** Information given **
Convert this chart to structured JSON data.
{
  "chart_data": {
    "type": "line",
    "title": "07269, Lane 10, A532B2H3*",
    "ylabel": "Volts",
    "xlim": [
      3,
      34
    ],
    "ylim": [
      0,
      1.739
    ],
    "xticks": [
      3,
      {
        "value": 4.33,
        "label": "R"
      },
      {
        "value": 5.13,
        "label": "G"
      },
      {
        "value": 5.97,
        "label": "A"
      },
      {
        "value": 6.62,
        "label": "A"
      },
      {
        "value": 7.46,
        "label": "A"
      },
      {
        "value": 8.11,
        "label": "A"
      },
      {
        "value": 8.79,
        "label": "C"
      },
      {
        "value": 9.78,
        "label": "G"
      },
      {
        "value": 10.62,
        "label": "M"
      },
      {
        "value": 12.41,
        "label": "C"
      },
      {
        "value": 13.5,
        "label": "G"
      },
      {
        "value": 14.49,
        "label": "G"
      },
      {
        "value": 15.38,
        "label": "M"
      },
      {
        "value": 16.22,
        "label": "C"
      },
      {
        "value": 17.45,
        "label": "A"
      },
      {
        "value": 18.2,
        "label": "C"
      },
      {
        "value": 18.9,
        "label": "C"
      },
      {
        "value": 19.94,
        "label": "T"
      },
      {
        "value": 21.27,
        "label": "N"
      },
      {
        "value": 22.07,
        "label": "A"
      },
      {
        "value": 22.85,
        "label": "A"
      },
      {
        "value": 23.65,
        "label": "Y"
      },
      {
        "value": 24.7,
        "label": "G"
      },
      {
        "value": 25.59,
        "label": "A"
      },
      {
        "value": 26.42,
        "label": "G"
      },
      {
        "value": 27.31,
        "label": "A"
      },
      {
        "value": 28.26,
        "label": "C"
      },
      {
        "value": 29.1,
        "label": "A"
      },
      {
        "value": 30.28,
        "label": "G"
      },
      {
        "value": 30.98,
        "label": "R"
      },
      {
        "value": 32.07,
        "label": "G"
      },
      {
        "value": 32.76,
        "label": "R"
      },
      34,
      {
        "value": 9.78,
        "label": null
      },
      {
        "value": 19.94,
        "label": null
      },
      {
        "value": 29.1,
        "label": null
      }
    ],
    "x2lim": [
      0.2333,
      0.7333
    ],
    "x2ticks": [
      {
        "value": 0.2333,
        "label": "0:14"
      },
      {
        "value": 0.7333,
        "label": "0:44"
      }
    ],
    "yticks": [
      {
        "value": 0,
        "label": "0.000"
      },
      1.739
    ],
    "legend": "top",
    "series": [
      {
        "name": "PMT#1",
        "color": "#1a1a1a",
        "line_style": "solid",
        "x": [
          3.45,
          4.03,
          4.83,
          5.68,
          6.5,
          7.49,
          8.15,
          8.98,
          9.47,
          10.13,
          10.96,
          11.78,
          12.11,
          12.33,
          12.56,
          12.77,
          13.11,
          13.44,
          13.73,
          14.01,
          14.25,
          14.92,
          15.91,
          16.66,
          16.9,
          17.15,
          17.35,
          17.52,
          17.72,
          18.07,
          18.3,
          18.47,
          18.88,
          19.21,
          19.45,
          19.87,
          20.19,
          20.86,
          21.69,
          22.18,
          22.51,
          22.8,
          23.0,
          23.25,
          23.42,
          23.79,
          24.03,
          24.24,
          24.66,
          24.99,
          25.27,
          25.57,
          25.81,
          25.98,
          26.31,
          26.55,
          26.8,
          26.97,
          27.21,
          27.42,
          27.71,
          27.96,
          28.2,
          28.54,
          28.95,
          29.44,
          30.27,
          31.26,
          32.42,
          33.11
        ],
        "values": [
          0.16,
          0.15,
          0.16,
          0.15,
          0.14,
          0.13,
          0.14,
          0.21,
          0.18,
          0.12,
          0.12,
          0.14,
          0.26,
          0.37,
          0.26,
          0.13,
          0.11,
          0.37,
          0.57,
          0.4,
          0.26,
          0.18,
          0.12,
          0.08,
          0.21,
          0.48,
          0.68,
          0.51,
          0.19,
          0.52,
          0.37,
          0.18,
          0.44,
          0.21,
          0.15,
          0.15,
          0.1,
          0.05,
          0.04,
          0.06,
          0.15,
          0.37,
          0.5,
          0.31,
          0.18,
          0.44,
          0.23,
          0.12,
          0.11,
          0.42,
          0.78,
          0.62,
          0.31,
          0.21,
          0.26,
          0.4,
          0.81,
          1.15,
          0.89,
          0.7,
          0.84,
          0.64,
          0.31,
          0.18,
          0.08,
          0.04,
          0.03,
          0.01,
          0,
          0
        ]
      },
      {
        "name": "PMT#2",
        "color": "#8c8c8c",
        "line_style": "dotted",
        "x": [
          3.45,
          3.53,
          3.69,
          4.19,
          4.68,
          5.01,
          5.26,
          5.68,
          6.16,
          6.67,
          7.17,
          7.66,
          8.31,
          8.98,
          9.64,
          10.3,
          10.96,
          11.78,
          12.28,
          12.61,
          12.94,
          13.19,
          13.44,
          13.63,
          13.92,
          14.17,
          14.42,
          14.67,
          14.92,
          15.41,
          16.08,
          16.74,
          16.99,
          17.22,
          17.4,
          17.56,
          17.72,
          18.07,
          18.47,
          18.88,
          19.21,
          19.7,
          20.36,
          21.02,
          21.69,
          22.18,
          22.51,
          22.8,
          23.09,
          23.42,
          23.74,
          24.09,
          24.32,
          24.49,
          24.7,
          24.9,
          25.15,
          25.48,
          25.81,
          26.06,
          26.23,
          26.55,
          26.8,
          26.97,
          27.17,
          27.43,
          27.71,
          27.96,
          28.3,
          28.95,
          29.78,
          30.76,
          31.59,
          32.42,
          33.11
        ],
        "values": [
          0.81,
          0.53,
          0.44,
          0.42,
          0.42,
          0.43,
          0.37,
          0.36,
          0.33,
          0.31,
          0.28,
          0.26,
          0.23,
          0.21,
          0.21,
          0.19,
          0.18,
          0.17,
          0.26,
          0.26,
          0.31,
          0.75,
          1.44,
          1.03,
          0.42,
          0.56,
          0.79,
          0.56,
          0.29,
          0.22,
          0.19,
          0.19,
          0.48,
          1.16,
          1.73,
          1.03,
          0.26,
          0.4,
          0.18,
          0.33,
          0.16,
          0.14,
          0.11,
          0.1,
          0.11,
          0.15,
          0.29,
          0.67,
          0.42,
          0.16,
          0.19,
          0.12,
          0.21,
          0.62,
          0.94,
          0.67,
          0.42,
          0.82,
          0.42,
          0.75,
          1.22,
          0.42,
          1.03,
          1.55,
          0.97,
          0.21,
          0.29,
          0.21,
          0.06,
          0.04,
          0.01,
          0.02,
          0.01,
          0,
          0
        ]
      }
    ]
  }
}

** What is being asked **
Extract all of the data above without altering anything.

** The completed task **
Convert this chart to structured JSON data.
{
  "chart_data": {
    "type": "line",
    "title": "07269, Lane 10, A532B2H3*",
    "ylabel": "Volts",
    "xlim": [
      3,
      34
    ],
    "ylim": [
      0,
      1.739
    ],
    "xticks": [
      3,
      {
        "value": 4.33,
        "label": "R"
      },
      {
        "value": 5.13,
        "label": "G"
      },
      {
        "value": 5.97,
        "label": "A"
      },
      {
        "value": 6.62,
        "label": "A"
      },
      {
        "value": 7.46,
        "label": "A"
      },
      {
        "value": 8.11,
        "label": "A"
      },
      {
        "value": 8.79,
        "label": "C"
      },
      {
        "value": 9.78,
        "label": "G"
      },
      {
        "value": 10.62,
        "label": "M"
      },
      {
        "value": 12.41,
        "label": "C"
      },
      {
        "value": 13.5,
        "label": "G"
      },
      {
        "value": 14.49,
        "label": "G"
      },
      {
        "value": 15.38,
        "label": "M"
      },
      {
        "value": 16.22,
        "label": "C"
      },
      {
        "value": 17.45,
        "label": "A"
      },
      {
        "value": 18.2,
        "label": "C"
      },
      {
        "value": 18.9,
        "label": "C"
      },
      {
        "value": 19.94,
        "label": "T"
      },
      {
        "value": 21.27,
        "label": "N"
      },
      {
        "value": 22.07,
        "label": "A"
      },
      {
        "value": 22.85,
        "label": "A"
      },
      {
        "value": 23.65,
        "label": "Y"
      },
      {
        "value": 24.7,
        "label": "G"
      },
      {
        "value": 25.59,
        "label": "A"
      },
      {
        "value": 26.42,
        "label": "G"
      },
      {
        "value": 27.31,
        "label": "A"
      },
      {
        "value": 28.26,
        "label": "C"
      },
      {
        "value": 29.1,
        "label": "A"
      },
      {
        "value": 30.28,
        "label": "G"
      },
      {
        "value": 30.98,
        "label": "R"
      },
      {
        "value": 32.07,
        "label": "G"
      },
      {
        "value": 32.76,
        "label": "R"
      },
      34,
      {
        "value": 9.78,
        "label": null
      },
      {
        "value": 19.94,
        "label": null
      },
      {
        "value": 29.1,
        "label": null
      }
    ],
    "x2lim": [
      0.2333,
      0.7333
    ],
    "x2ticks": [
      {
        "value": 0.2333,
        "label": "0:14"
      },
      {
        "value": 0.7333,
        "label": "0:44"
      }
    ],
    "yticks": [
      {
        "value": 0,
        "label": "0.000"
      },
      1.739
    ],
    "legend": "top",
    "series": [
      {
        "name": "PMT#1",
        "color": "#1a1a1a",
        "line_style": "solid",
        "x": [
          3.45,
          4.03,
          4.83,
          5.68,
          6.5,
          7.49,
          8.15,
          8.98,
          9.47,
          10.13,
          10.96,
          11.78,
          12.11,
          12.33,
          12.56,
          12.77,
          13.11,
          13.44,
          13.73,
          14.01,
          14.25,
          14.92,
          15.91,
          16.66,
          16.9,
          17.15,
          17.35,
          17.52,
          17.72,
          18.07,
          18.3,
          18.47,
          18.88,
          19.21,
          19.45,
          19.87,
          20.19,
          20.86,
          21.69,
          22.18,
          22.51,
          22.8,
          23.0,
          23.25,
          23.42,
          23.79,
          24.03,
          24.24,
          24.66,
          24.99,
          25.27,
          25.57,
          25.81,
          25.98,
          26.31,
          26.55,
          26.8,
          26.97,
          27.21,
          27.42,
          27.71,
          27.96,
          28.2,
          28.54,
          28.95,
          29.44,
          30.27,
          31.26,
          32.42,
          33.11
        ],
        "values": [
          0.16,
          0.15,
          0.16,
          0.15,
          0.14,
          0.13,
          0.14,
          0.21,
          0.18,
          0.12,
          0.12,
          0.14,
          0.26,
          0.37,
          0.26,
          0.13,
          0.11,
          0.37,
          0.57,
          0.4,
          0.26,
          0.18,
          0.12,
          0.08,
          0.21,
          0.48,
          0.68,
          0.51,
          0.19,
          0.52,
          0.37,
          0.18,
          0.44,
          0.21,
          0.15,
          0.15,
          0.1,
          0.05,
          0.04,
          0.06,
          0.15,
          0.37,
          0.5,
          0.31,
          0.18,
          0.44,
          0.23,
          0.12,
          0.11,
          0.42,
          0.78,
          0.62,
          0.31,
          0.21,
          0.26,
          0.4,
          0.81,
          1.15,
          0.89,
          0.7,
          0.84,
          0.64,
          0.31,
          0.18,
          0.08,
          0.04,
          0.03,
          0.01,
          0,
          0
        ]
      },
      {
        "name": "PMT#2",
        "color": "#8c8c8c",
        "line_style": "dotted",
        "x": [
          3.45,
          3.53,
          3.69,
          4.19,
          4.68,
          5.01,
          5.26,
          5.68,
          6.16,
          6.67,
          7.17,
          7.66,
          8.31,
          8.98,
          9.64,
          10.3,
          10.96,
          11.78,
          12.28,
          12.61,
          12.94,
          13.19,
          13.44,
          13.63,
          13.92,
          14.17,
          14.42,
          14.67,
          14.92,
          15.41,
          16.08,
          16.74,
          16.99,
          17.22,
          17.4,
          17.56,
          17.72,
          18.07,
          18.47,
          18.88,
          19.21,
          19.7,
          20.36,
          21.02,
          21.69,
          22.18,
          22.51,
          22.8,
          23.09,
          23.42,
          23.74,
          24.09,
          24.32,
          24.49,
          24.7,
          24.9,
          25.15,
          25.48,
          25.81,
          26.06,
          26.23,
          26.55,
          26.8,
          26.97,
          27.17,
          27.43,
          27.71,
          27.96,
          28.3,
          28.95,
          29.78,
          30.76,
          31.59,
          32.42,
          33.11
        ],
        "values": [
          0.81,
          0.53,
          0.44,
          0.42,
          0.42,
          0.43,
          0.37,
          0.36,
          0.33,
          0.31,
          0.28,
          0.26,
          0.23,
          0.21,
          0.21,
          0.19,
          0.18,
          0.17,
          0.26,
          0.26,
          0.31,
          0.75,
          1.44,
          1.03,
          0.42,
          0.56,
          0.79,
          0.56,
          0.29,
          0.22,
          0.19,
          0.19,
          0.48,
          1.16,
          1.73,
          1.03,
          0.26,
          0.4,
          0.18,
          0.33,
          0.16,
          0.14,
          0.11,
          0.1,
          0.11,
          0.15,
          0.29,
          0.67,
          0.42,
          0.16,
          0.19,
          0.12,
          0.21,
          0.62,
          0.94,
          0.67,
          0.42,
          0.82,
          0.42,
          0.75,
          1.22,
          0.42,
          1.03,
          1.55,
          0.97,
          0.21,
          0.29,
          0.21,
          0.06,
          0.04,
          0.01,
          0.02,
          0.01,
          0,
          0
        ]
      }
    ]
  }
}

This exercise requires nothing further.